PROBLEM TO SOLVE — Review the listing and copy each line that holds the word "Examples".
◆ ◆ ◆
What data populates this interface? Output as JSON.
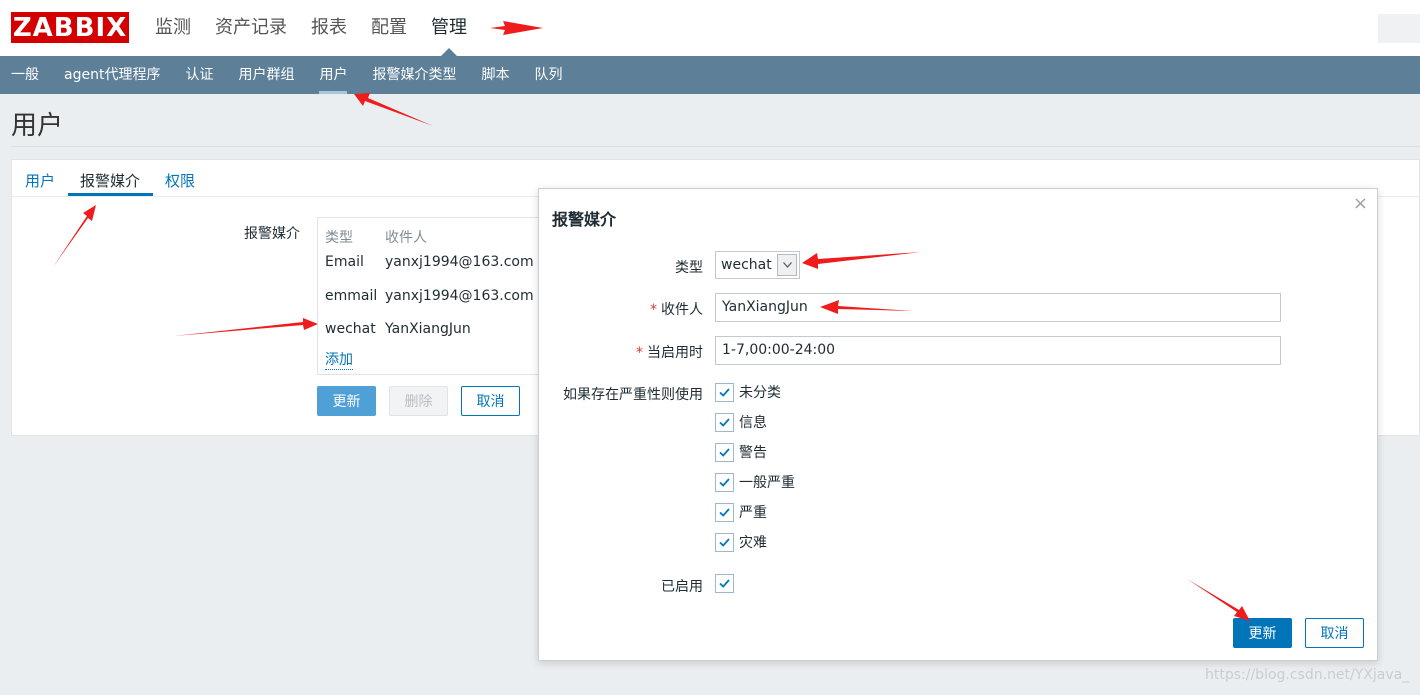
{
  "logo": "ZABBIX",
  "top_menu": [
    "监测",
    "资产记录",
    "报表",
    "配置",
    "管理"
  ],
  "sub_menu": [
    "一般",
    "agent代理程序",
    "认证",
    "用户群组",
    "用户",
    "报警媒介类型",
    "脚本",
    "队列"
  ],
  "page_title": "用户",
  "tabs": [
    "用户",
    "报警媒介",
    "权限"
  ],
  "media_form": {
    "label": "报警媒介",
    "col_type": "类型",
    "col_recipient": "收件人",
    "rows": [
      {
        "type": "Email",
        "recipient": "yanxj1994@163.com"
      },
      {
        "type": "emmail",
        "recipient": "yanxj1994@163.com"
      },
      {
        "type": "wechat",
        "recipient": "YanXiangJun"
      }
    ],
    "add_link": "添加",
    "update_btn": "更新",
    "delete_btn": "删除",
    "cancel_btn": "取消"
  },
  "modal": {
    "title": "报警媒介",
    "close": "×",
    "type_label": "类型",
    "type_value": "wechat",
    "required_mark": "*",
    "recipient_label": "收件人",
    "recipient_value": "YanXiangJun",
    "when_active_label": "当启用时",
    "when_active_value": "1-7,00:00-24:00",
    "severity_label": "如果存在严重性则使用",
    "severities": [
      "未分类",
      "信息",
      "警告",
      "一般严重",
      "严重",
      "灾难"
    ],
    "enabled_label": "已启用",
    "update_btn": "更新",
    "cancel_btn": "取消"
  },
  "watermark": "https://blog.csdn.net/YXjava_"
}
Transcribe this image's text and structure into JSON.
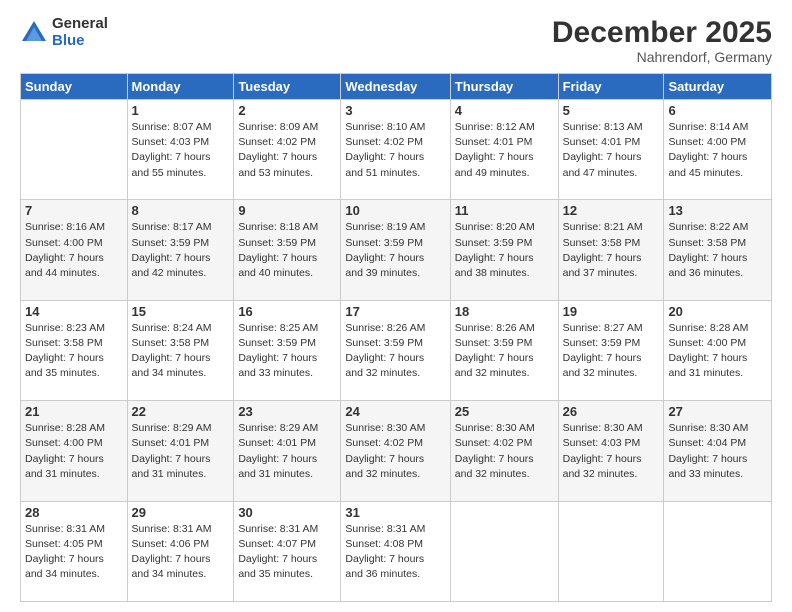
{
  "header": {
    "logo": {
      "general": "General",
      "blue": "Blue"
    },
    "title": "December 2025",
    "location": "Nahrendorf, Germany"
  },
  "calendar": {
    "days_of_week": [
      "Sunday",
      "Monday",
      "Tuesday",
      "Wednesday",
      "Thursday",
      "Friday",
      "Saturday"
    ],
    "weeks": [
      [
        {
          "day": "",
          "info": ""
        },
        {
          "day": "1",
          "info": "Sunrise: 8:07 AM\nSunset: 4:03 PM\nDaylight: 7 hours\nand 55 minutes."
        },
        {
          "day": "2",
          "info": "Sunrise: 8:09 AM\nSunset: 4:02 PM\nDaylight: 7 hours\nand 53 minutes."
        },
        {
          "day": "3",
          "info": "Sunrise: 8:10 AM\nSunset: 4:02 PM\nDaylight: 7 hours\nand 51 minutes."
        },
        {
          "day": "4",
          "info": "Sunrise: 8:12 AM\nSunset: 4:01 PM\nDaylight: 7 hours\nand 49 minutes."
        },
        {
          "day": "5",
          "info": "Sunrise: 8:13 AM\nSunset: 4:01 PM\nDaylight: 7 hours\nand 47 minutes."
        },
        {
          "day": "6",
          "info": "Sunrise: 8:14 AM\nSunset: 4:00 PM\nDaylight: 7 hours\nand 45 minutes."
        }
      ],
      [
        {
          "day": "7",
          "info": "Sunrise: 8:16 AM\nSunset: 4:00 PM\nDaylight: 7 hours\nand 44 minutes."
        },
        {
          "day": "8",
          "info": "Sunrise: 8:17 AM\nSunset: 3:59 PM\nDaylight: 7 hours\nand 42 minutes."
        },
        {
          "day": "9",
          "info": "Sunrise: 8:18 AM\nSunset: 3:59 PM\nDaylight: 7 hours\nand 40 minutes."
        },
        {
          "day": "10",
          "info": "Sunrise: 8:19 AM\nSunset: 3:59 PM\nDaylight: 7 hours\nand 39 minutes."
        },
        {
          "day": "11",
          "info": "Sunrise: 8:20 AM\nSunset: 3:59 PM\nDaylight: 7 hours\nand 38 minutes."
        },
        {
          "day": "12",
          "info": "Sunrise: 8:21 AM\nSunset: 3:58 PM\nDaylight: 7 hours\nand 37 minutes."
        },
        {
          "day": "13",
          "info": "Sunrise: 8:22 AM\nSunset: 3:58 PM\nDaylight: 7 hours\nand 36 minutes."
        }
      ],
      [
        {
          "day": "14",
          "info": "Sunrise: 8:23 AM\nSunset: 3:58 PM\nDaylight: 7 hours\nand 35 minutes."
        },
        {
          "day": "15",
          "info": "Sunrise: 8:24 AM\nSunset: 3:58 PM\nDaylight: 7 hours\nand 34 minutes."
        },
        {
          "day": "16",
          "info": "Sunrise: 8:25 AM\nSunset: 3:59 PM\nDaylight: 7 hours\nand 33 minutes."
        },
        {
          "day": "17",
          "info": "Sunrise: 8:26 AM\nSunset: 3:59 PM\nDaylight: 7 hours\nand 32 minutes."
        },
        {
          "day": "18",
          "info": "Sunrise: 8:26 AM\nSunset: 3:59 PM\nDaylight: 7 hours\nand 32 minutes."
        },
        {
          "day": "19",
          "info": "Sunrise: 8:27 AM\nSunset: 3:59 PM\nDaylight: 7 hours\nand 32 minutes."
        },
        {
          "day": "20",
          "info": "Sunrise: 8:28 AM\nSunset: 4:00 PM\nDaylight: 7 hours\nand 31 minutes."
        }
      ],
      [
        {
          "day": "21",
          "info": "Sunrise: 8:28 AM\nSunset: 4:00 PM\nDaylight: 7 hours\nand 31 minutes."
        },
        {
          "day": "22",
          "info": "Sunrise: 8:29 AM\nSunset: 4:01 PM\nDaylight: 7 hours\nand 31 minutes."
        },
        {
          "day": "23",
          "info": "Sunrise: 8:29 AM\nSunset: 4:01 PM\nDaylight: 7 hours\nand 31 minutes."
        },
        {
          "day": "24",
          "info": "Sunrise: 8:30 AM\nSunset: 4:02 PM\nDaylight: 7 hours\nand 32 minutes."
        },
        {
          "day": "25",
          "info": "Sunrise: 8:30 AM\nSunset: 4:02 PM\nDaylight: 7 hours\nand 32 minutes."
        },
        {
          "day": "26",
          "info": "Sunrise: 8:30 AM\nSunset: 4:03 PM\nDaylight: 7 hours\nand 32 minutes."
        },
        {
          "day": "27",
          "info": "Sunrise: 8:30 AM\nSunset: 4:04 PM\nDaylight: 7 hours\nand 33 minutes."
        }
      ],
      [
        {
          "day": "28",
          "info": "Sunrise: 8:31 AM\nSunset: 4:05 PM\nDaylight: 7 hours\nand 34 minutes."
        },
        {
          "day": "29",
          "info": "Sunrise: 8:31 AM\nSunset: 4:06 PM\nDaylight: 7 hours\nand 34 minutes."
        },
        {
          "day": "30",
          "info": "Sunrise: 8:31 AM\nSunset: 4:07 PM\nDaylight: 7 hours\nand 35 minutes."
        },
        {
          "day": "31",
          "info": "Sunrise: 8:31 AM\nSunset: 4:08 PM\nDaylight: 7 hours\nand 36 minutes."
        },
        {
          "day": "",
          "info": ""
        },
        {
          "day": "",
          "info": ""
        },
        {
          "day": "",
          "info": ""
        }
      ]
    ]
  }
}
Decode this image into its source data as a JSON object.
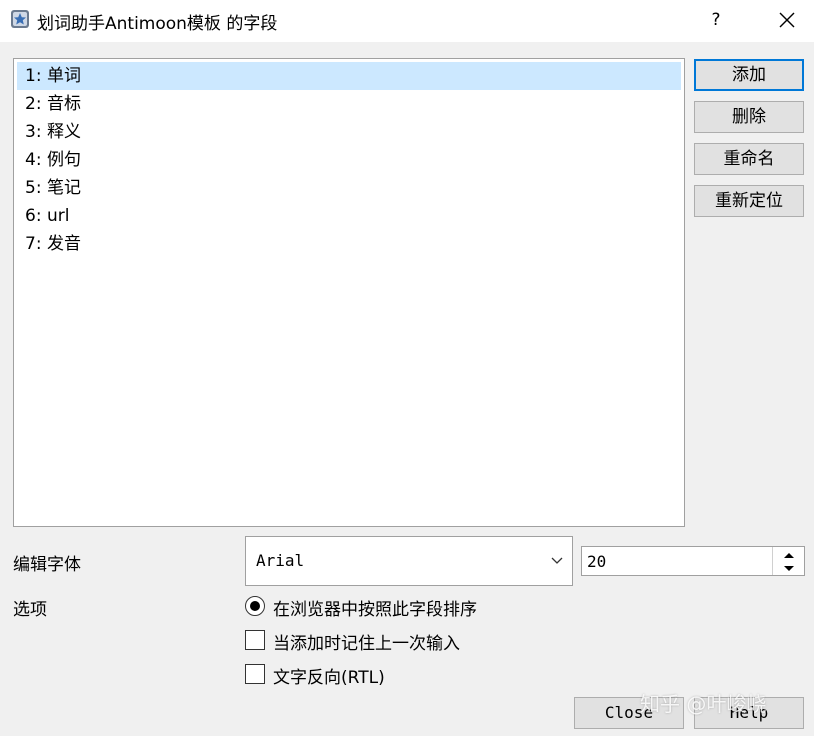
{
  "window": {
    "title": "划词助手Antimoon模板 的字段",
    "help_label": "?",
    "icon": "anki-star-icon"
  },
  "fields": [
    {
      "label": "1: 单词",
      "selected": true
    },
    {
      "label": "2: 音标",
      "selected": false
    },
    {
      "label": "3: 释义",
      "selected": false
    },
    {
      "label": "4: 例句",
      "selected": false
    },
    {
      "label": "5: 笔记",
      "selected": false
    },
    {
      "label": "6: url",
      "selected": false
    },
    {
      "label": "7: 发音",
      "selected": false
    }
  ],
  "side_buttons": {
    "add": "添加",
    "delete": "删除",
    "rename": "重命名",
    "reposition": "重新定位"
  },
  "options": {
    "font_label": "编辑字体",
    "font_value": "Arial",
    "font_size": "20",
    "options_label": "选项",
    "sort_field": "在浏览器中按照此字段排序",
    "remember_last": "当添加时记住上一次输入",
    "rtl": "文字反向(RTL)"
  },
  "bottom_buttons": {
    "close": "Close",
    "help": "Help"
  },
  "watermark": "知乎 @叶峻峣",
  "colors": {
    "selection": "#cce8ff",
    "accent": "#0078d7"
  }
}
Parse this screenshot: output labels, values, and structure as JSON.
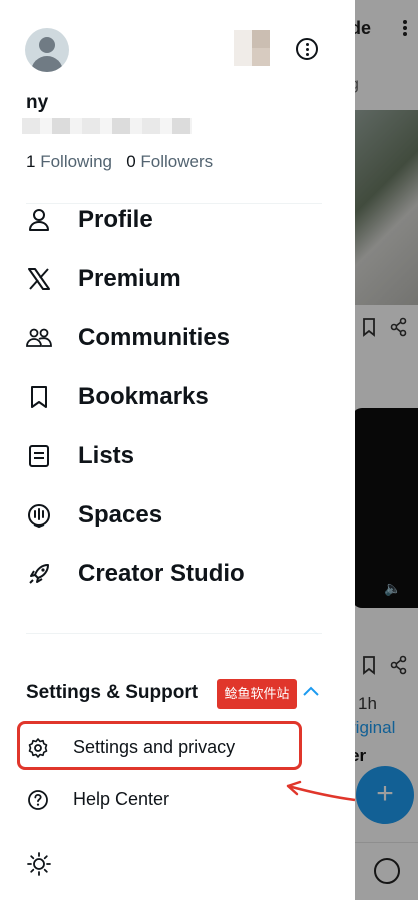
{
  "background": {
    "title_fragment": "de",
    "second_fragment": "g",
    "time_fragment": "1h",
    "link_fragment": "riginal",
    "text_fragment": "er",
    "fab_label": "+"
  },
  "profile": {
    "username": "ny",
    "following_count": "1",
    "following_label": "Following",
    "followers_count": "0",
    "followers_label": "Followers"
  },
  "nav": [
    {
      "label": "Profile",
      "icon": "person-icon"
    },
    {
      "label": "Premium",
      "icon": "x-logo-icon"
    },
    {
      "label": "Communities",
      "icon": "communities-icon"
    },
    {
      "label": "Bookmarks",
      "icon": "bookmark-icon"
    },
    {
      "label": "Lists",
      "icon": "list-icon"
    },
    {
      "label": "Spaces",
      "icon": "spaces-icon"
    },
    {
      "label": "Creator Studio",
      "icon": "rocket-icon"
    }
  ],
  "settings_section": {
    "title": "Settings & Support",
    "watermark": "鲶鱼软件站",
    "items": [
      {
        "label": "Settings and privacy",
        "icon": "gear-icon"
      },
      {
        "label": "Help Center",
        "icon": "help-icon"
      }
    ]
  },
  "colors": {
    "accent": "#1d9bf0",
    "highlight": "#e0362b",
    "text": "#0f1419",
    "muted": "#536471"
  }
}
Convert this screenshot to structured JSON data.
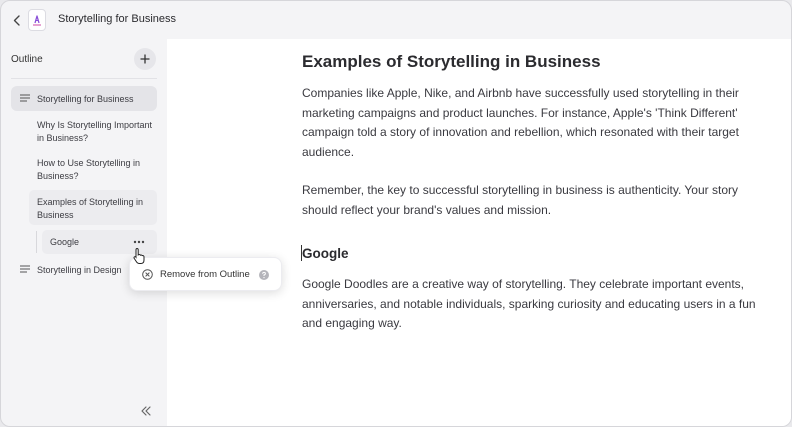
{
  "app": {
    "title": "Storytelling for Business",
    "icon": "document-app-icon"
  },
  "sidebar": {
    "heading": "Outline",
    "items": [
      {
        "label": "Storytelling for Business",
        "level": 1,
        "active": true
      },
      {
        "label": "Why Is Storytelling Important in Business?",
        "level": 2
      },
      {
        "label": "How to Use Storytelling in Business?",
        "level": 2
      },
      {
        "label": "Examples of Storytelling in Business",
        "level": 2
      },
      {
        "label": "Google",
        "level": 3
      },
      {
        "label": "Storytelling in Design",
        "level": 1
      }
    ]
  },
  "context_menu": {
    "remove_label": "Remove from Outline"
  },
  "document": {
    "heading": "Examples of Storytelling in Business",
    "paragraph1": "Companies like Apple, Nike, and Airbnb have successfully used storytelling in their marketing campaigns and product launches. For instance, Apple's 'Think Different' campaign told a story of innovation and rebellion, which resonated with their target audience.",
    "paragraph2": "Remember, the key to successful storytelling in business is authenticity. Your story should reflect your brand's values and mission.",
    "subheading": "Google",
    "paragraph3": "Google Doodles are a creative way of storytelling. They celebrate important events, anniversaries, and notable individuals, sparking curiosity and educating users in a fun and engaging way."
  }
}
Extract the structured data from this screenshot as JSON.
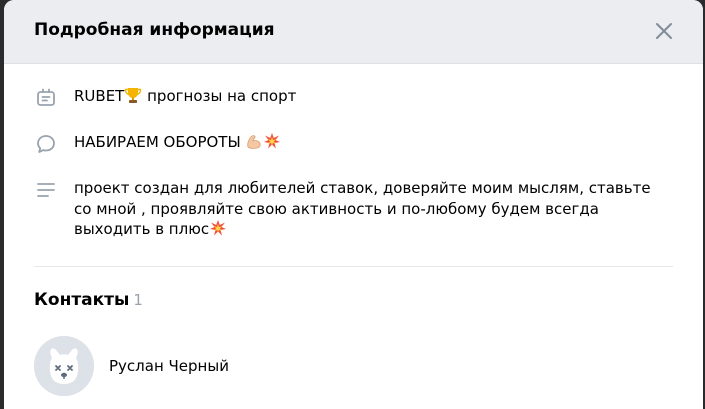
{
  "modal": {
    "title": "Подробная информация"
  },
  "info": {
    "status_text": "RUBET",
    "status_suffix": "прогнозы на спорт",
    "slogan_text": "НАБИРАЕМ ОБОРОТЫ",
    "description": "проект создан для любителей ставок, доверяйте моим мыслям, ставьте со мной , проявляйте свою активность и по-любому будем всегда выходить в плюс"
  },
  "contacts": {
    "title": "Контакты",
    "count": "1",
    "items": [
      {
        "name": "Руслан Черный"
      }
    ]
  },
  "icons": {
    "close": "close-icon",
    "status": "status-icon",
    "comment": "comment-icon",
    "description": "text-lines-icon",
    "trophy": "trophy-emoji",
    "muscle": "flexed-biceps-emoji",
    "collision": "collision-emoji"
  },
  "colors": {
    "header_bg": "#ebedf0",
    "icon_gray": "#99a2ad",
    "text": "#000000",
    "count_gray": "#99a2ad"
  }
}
◆ ◆ ◆
TASK SOLUTION —
        "label": "Examples of Storytelling in Business",
    "heading": "Examples of Storytelling in Business",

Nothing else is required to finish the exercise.